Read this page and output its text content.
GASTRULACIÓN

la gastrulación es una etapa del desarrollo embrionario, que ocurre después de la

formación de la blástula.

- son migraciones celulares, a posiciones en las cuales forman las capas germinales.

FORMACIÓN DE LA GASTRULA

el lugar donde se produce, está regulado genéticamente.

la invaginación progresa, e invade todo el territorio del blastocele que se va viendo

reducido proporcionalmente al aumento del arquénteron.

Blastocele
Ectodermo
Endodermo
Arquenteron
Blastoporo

..........

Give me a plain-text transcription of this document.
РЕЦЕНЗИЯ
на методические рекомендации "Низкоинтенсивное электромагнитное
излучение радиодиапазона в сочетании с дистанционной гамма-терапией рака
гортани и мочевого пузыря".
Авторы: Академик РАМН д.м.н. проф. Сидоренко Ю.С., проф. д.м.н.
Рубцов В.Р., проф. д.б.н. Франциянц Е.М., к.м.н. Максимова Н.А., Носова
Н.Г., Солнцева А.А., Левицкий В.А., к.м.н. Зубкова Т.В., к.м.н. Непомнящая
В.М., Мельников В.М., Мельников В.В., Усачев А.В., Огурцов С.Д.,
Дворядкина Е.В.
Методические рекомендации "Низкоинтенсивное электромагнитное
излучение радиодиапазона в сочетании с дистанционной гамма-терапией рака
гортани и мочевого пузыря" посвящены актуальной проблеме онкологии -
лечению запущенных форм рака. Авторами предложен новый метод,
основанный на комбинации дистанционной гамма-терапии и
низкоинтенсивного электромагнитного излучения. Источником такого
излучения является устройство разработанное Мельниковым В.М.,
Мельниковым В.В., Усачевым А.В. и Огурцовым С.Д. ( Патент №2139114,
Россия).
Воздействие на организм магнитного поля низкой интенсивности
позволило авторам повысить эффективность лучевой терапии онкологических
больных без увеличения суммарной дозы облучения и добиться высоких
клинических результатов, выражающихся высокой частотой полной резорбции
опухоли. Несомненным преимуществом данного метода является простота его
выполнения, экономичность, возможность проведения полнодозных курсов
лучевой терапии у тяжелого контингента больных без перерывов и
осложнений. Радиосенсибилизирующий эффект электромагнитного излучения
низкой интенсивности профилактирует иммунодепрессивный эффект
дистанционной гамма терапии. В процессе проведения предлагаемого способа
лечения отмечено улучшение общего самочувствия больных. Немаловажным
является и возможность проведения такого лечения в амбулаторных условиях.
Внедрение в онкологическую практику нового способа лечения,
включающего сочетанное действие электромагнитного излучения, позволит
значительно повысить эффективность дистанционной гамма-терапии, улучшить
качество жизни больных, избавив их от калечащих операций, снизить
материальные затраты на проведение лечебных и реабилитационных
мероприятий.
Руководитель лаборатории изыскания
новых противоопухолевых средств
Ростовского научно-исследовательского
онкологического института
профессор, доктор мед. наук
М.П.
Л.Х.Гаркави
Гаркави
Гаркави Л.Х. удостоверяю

..........

■ **REQUEST**
Set out every line from the material that contains the string "лучевой".

■ **SOLUTION FOR THIS EXERCISE**
позволило авторам повысить эффективность лучевой терапии онкологических
лучевой терапии у тяжелого контингента больных без перерывов и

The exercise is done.